Por hacer =
Cita íntegro el fragmento sobre la película de Niklison, sin cambiar nada.

Fragmento proporcionado =
Pero, enseguida, en un pase de manos imperceptible, la vitalidad carnavalesca del desfile deja paso a otra cosa. Algo queda claro a partir de allí: la película se trata, al fin, de cuerpos. Ese es su tema y el motivo principal que recorre sus imágenes. Cuerpos anónimos que se sacuden y se exhiben brevemente al ritmo de la música o cuerpos familiares como el que aquí se ve retratado, cruzados por arrugas venerables, sentados junto a una ventana en la calma de una siesta de provincia. Lo mismo da. Esas dos secuencias que oportunamente se pegan lo dicen y el montaje en esta oportunidad no miente. Niklison ha establecido de una vez su lugar como cineasta: a partir de allí sabemos quién sostiene la cámara, quién observa. Con inesperada elegancia, la voz de la directora se esfuma y deja lugar al de la madre, que además demuestra ser una charlista consumada (la hija heredó eso, se ve) y cuyos diálogos con una un empleada doméstica en permanente fuera de campo, la mayoría imperdibles, constituyen la columna vertebral de la película. Sin mirar jamás a cámara, la mujer se explica, ratifica con firmeza sus gustos personales, hace un poco de historia familiar o expone el alivio de un humor ligero, grácil, a modo de última frontera levantada en contra de la muerte. A un primerísimo plano de su cara puede seguirle el de un árbol recortado contra el cielo: la directora mira pero también mira su madre (y nosotros con ella), y en ese juego en el que el espectador se desdobla es que la mirada ajena se le vuelve perturbadoramente propia. Son cosas del cine. En tanto, vemos pasar al casero, primero de derecha a izquierda del plano. Más tarde, en sentido contrario. Desde su pequeño matriarcado dentro de esa casa que seguro ha conocido tiempos mejores, las dos mujeres unidas por el hilo de la conversación (esa forma mediante la cual lo humano se hace ver de manera inapelable), se burlan un poco, con una malicia llena de cariño, del comportamiento y de los tics del hombre.

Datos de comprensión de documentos
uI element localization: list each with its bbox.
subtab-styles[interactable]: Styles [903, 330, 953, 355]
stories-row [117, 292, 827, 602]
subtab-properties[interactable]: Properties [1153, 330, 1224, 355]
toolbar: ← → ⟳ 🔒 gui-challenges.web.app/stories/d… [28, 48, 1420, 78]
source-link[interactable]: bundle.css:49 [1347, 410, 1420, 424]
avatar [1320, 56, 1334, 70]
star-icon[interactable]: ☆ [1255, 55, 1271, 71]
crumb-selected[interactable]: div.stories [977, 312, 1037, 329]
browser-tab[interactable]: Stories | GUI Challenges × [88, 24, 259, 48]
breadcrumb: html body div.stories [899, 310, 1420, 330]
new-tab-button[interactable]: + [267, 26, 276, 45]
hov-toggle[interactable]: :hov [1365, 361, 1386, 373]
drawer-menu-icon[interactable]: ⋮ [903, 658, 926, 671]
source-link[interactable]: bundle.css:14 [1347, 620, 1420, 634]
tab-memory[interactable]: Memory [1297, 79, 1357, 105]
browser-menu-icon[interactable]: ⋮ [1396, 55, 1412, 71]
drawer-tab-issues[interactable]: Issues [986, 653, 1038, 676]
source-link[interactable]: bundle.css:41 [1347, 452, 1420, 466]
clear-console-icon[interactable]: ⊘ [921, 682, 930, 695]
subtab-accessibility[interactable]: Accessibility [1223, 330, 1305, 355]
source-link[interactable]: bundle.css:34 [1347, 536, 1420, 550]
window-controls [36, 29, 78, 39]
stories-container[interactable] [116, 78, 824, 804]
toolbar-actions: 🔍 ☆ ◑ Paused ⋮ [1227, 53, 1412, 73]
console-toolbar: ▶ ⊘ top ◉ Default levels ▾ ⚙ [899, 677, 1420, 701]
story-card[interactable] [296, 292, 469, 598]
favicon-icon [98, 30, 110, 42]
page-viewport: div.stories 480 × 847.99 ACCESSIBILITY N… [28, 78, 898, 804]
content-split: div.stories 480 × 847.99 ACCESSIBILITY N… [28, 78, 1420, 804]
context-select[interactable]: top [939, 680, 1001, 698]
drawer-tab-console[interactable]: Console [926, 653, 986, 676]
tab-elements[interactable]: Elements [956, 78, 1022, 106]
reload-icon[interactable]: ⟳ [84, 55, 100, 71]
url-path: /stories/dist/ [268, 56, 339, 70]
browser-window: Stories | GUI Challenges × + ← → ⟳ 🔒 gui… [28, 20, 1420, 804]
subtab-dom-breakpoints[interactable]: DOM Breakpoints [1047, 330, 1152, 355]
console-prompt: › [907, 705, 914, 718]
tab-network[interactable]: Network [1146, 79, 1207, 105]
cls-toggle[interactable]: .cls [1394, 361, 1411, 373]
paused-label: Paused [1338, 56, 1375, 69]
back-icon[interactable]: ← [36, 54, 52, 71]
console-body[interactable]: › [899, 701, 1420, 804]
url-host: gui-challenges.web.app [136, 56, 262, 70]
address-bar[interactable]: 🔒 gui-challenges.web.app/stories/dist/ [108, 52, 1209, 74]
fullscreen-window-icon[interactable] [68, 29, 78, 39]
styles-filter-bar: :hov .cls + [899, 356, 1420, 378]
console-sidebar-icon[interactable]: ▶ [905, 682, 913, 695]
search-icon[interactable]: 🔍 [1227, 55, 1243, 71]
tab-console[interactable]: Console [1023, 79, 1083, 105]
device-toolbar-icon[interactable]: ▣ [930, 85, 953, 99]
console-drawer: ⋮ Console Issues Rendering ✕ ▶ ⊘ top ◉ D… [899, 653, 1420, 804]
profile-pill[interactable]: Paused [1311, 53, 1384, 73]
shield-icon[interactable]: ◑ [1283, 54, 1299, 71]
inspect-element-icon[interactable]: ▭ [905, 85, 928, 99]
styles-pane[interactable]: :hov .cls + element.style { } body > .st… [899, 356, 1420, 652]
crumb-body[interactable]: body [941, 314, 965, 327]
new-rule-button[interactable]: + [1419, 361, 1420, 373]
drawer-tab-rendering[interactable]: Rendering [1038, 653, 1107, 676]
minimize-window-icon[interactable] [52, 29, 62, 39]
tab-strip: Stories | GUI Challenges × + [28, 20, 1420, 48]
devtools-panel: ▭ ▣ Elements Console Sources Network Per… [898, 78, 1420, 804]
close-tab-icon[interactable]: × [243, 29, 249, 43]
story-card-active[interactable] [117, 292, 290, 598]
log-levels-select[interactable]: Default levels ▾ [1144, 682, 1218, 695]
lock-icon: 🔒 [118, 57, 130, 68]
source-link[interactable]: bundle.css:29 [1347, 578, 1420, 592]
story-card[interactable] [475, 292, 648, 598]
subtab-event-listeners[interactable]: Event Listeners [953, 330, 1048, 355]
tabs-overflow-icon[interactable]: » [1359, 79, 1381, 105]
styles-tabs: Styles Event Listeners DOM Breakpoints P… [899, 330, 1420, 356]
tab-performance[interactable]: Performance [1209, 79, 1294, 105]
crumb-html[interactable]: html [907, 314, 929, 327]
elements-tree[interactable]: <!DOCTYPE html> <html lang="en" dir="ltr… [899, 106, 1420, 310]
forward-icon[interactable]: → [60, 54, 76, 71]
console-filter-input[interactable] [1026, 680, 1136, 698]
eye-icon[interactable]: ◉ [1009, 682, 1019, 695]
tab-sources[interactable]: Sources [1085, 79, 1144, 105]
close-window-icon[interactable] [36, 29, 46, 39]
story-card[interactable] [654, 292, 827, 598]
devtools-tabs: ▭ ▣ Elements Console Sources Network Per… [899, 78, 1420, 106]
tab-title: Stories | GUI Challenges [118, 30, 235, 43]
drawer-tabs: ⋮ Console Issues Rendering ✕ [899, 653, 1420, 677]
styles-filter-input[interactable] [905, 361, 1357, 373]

Resultado del ejercicio =
Pero, enseguida, en un pase de manos imperceptible, la vitalidad carnavalesca del desfile deja paso a otra cosa. Algo queda claro a partir de allí: la película se trata, al fin, de cuerpos. Ese es su tema y el motivo principal que recorre sus imágenes. Cuerpos anónimos que se sacuden y se exhiben brevemente al ritmo de la música o cuerpos familiares como el que aquí se ve retratado, cruzados por arrugas venerables, sentados junto a una ventana en la calma de una siesta de provincia. Lo mismo da. Esas dos secuencias que oportunamente se pegan lo dicen y el montaje en esta oportunidad no miente. Niklison ha establecido de una vez su lugar como cineasta: a partir de allí sabemos quién sostiene la cámara, quién observa. Con inesperada elegancia, la voz de la directora se esfuma y deja lugar al de la madre, que además demuestra ser una charlista consumada (la hija heredó eso, se ve) y cuyos diálogos con una un empleada doméstica en permanente fuera de campo, la mayoría imperdibles, constituyen la columna vertebral de la película. Sin mirar jamás a cámara, la mujer se explica, ratifica con firmeza sus gustos personales, hace un poco de historia familiar o expone el alivio de un humor ligero, grácil, a modo de última frontera levantada en contra de la muerte. A un primerísimo plano de su cara puede seguirle el de un árbol recortado contra el cielo: la directora mira pero también mira su madre (y nosotros con ella), y en ese juego en el que el espectador se desdobla es que la mirada ajena se le vuelve perturbadoramente propia. Son cosas del cine. En tanto, vemos pasar al casero, primero de derecha a izquierda del plano. Más tarde, en sentido contrario. Desde su pequeño matriarcado dentro de esa casa que seguro ha conocido tiempos mejores, las dos mujeres unidas por el hilo de la conversación (esa forma mediante la cual lo humano se hace ver de manera inapelable), se burlan un poco, con una malicia llena de cariño, del comportamiento y de los tics del hombre.